■ **Working data**
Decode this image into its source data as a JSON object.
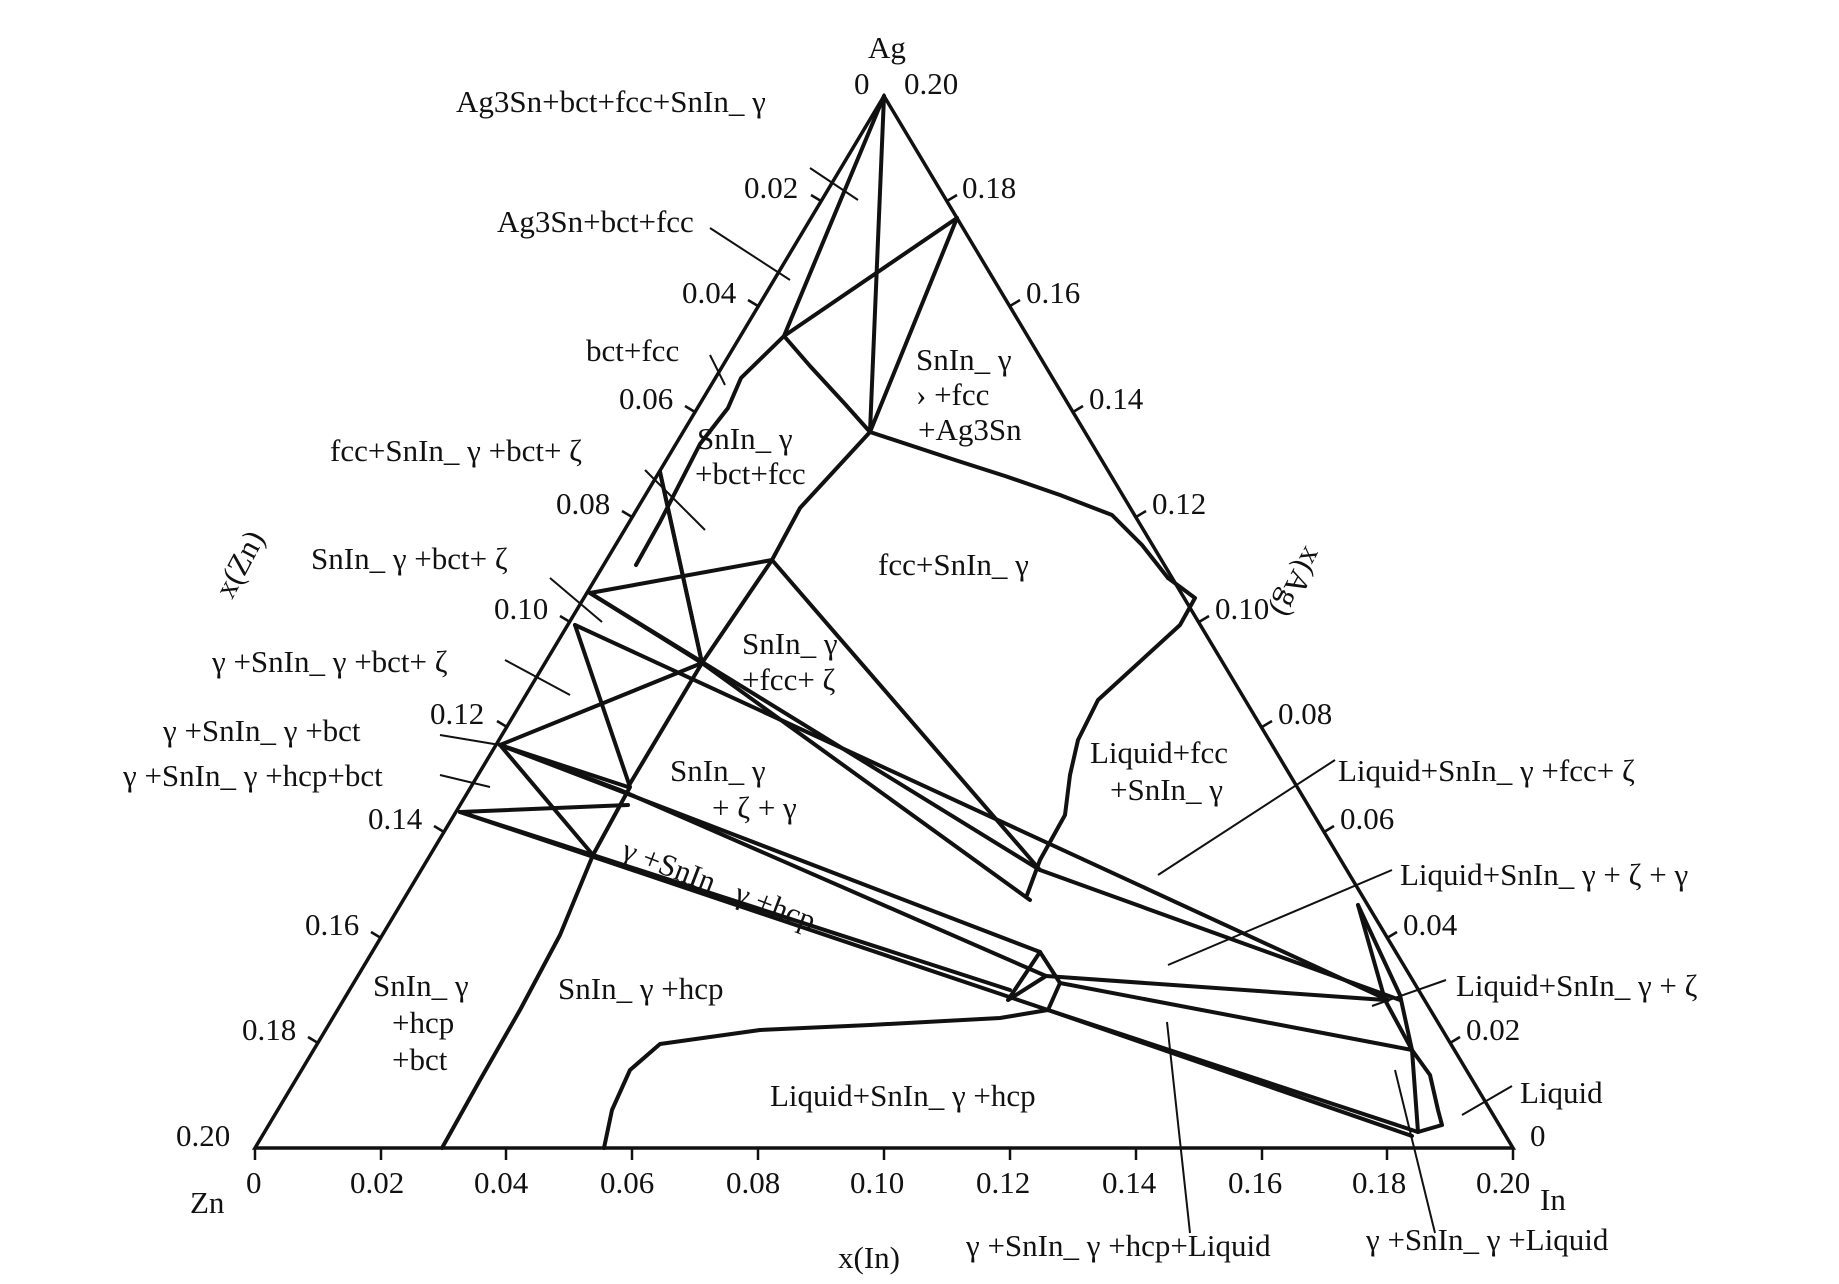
{
  "corners": {
    "top": "Ag",
    "left": "Zn",
    "right": "In"
  },
  "axis_titles": {
    "bottom": "x(In)",
    "left": "x(Zn)",
    "right": "x(Ag)"
  },
  "ticks": {
    "bottom": [
      "0",
      "0.02",
      "0.04",
      "0.06",
      "0.08",
      "0.10",
      "0.12",
      "0.14",
      "0.16",
      "0.18",
      "0.20"
    ],
    "left": [
      "0",
      "0.02",
      "0.04",
      "0.06",
      "0.08",
      "0.10",
      "0.12",
      "0.14",
      "0.16",
      "0.18",
      "0.20"
    ],
    "right": [
      "0.20",
      "0.18",
      "0.16",
      "0.14",
      "0.12",
      "0.10",
      "0.08",
      "0.06",
      "0.04",
      "0.02",
      "0"
    ]
  },
  "regions": {
    "ag3sn_bct_fcc_snin_gamma": "Ag3Sn+bct+fcc+SnIn_ γ",
    "ag3sn_bct_fcc": "Ag3Sn+bct+fcc",
    "bct_fcc": "bct+fcc",
    "fcc_snin_bct_zeta": "fcc+SnIn_ γ +bct+ ζ",
    "snin_bct_zeta": "SnIn_ γ +bct+ ζ",
    "g_snin_bct_zeta": "γ +SnIn_ γ +bct+ ζ",
    "g_snin_bct": "γ +SnIn_ γ +bct",
    "g_snin_hcp_bct": "γ +SnIn_ γ +hcp+bct",
    "snin_fcc_ag3sn": [
      "SnIn_ γ",
      "› +fcc",
      "+Ag3Sn"
    ],
    "snin_bct_fcc": [
      "SnIn_ γ",
      "+bct+fcc"
    ],
    "fcc_snin": "fcc+SnIn_ γ",
    "snin_fcc_zeta": [
      "SnIn_ γ",
      "+fcc+ ζ"
    ],
    "snin_zeta_gamma": [
      "SnIn_ γ",
      "+ ζ + γ"
    ],
    "g_snin_hcp_band": "γ +SnIn_ γ +hcp",
    "liquid_fcc_snin": [
      "Liquid+fcc",
      "+SnIn_ γ"
    ],
    "snin_hcp_bct": [
      "SnIn_ γ",
      "+hcp",
      "+bct"
    ],
    "snin_hcp": "SnIn_ γ +hcp",
    "liquid_snin_hcp": "Liquid+SnIn_ γ +hcp",
    "liquid_snin_fcc_zeta": "Liquid+SnIn_ γ +fcc+ ζ",
    "liquid_snin_zeta_gamma": "Liquid+SnIn_ γ + ζ + γ",
    "liquid_snin_zeta": "Liquid+SnIn_ γ + ζ",
    "liquid": "Liquid",
    "g_snin_hcp_liquid": "γ +SnIn_ γ +hcp+Liquid",
    "g_snin_liquid": "γ +SnIn_ γ +Liquid"
  }
}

■ **Task goal**
Quote the entries above word for word. Leave the images out.

■ **Exercise response**
Decode this image into its source data as a JSON object.
{
  "corners": {
    "top": "Ag",
    "left": "Zn",
    "right": "In"
  },
  "axis_titles": {
    "bottom": "x(In)",
    "left": "x(Zn)",
    "right": "x(Ag)"
  },
  "ticks": {
    "bottom": [
      "0",
      "0.02",
      "0.04",
      "0.06",
      "0.08",
      "0.10",
      "0.12",
      "0.14",
      "0.16",
      "0.18",
      "0.20"
    ],
    "left": [
      "0",
      "0.02",
      "0.04",
      "0.06",
      "0.08",
      "0.10",
      "0.12",
      "0.14",
      "0.16",
      "0.18",
      "0.20"
    ],
    "right": [
      "0.20",
      "0.18",
      "0.16",
      "0.14",
      "0.12",
      "0.10",
      "0.08",
      "0.06",
      "0.04",
      "0.02",
      "0"
    ]
  },
  "regions": {
    "ag3sn_bct_fcc_snin_gamma": "Ag3Sn+bct+fcc+SnIn_ γ",
    "ag3sn_bct_fcc": "Ag3Sn+bct+fcc",
    "bct_fcc": "bct+fcc",
    "fcc_snin_bct_zeta": "fcc+SnIn_ γ +bct+ ζ",
    "snin_bct_zeta": "SnIn_ γ +bct+ ζ",
    "g_snin_bct_zeta": "γ +SnIn_ γ +bct+ ζ",
    "g_snin_bct": "γ +SnIn_ γ +bct",
    "g_snin_hcp_bct": "γ +SnIn_ γ +hcp+bct",
    "snin_fcc_ag3sn": [
      "SnIn_ γ",
      "› +fcc",
      "+Ag3Sn"
    ],
    "snin_bct_fcc": [
      "SnIn_ γ",
      "+bct+fcc"
    ],
    "fcc_snin": "fcc+SnIn_ γ",
    "snin_fcc_zeta": [
      "SnIn_ γ",
      "+fcc+ ζ"
    ],
    "snin_zeta_gamma": [
      "SnIn_ γ",
      "+ ζ + γ"
    ],
    "g_snin_hcp_band": "γ +SnIn_ γ +hcp",
    "liquid_fcc_snin": [
      "Liquid+fcc",
      "+SnIn_ γ"
    ],
    "snin_hcp_bct": [
      "SnIn_ γ",
      "+hcp",
      "+bct"
    ],
    "snin_hcp": "SnIn_ γ +hcp",
    "liquid_snin_hcp": "Liquid+SnIn_ γ +hcp",
    "liquid_snin_fcc_zeta": "Liquid+SnIn_ γ +fcc+ ζ",
    "liquid_snin_zeta_gamma": "Liquid+SnIn_ γ + ζ + γ",
    "liquid_snin_zeta": "Liquid+SnIn_ γ + ζ",
    "liquid": "Liquid",
    "g_snin_hcp_liquid": "γ +SnIn_ γ +hcp+Liquid",
    "g_snin_liquid": "γ +SnIn_ γ +Liquid"
  }
}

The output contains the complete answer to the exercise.